▶ Exercise: Determine how many lines hold "include" and give only that number.

▶ Data supplied:
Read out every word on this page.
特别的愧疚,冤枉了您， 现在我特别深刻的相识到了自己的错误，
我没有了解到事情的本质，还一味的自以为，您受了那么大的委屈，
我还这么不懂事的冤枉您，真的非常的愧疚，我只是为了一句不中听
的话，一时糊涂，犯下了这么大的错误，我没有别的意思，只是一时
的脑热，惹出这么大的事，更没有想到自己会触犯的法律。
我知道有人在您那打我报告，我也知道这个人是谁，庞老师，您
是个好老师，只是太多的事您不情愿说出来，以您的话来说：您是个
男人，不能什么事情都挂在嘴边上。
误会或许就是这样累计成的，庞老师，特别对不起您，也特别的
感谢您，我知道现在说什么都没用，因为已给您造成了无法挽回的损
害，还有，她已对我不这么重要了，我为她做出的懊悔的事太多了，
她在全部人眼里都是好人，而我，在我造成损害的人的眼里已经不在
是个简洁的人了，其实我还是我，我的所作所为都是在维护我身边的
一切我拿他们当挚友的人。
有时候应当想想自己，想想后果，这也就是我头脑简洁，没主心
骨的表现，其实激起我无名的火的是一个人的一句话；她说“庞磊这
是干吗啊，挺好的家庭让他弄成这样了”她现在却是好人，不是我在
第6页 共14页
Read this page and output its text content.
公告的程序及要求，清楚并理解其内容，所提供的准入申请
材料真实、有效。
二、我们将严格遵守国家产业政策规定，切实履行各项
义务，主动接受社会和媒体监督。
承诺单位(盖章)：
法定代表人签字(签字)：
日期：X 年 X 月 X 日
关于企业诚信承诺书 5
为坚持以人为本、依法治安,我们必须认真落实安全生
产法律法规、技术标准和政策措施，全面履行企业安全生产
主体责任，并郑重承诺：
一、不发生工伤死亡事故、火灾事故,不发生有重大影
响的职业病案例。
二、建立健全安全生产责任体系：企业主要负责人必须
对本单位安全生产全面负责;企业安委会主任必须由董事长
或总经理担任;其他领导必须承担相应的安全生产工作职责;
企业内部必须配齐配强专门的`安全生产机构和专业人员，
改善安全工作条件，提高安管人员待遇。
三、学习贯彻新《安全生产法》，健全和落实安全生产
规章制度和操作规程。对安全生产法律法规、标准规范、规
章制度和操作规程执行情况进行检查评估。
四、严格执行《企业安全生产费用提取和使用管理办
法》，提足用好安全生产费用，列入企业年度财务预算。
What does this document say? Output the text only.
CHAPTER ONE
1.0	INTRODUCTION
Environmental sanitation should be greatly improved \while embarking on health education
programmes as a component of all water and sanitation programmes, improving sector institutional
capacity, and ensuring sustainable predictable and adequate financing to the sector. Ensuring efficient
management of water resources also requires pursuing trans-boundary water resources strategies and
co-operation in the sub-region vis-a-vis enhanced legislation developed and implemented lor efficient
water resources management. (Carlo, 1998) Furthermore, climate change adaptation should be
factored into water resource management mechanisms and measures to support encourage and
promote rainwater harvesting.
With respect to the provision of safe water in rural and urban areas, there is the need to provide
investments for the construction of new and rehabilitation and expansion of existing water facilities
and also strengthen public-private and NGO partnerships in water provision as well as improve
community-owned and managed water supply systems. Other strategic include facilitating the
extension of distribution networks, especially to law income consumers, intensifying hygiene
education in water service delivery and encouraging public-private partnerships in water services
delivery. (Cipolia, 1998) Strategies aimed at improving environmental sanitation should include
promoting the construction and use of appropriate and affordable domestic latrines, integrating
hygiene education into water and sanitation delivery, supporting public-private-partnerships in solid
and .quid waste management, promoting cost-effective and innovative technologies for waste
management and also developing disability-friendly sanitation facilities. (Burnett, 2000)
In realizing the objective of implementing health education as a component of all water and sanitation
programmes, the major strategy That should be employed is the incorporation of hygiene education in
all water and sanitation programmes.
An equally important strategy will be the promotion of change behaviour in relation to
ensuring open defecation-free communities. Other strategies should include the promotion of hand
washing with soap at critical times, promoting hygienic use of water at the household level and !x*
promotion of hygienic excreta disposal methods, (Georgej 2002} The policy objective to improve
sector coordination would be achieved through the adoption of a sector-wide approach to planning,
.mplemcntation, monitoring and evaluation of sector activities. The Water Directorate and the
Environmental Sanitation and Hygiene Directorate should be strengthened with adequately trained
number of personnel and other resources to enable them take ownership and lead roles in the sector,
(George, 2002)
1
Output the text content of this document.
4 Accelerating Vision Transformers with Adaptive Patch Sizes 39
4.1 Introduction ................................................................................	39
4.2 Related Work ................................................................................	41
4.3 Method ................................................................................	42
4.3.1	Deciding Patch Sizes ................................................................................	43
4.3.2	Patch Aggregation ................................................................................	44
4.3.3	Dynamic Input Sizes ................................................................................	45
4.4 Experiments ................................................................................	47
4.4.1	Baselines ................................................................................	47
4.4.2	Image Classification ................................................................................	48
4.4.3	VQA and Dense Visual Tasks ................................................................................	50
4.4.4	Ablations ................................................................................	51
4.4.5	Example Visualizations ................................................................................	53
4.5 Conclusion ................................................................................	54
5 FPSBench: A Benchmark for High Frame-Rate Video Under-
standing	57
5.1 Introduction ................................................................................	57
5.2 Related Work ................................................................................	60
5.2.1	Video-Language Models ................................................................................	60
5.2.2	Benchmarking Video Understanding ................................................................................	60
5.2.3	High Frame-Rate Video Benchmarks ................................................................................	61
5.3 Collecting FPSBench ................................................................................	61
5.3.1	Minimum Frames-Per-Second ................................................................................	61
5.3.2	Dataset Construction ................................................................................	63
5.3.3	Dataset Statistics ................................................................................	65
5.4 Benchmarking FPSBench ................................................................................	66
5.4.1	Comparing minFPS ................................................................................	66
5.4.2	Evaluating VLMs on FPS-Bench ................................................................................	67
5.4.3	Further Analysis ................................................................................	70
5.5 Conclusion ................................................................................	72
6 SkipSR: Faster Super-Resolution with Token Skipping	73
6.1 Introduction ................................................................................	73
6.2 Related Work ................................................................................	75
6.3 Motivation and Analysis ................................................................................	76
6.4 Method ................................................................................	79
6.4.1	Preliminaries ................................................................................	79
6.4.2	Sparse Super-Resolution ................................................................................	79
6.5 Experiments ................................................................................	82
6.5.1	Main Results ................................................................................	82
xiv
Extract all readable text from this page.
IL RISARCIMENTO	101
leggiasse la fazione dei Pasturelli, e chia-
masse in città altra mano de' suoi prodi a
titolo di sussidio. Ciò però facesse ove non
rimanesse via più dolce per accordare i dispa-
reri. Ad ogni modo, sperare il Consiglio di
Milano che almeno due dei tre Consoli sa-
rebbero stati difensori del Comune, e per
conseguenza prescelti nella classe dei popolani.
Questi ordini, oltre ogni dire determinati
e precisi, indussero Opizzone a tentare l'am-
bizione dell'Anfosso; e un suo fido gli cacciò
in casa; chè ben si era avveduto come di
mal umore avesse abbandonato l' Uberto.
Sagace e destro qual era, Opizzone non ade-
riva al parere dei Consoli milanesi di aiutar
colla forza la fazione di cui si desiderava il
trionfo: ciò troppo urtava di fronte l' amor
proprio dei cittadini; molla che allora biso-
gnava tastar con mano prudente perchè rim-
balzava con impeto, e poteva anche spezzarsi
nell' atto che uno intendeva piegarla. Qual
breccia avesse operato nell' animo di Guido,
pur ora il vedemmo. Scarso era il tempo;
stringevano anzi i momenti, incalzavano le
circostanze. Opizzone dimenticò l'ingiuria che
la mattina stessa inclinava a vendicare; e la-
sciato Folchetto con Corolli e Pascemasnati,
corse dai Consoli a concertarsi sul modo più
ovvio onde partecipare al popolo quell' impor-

▶ Written solution: 3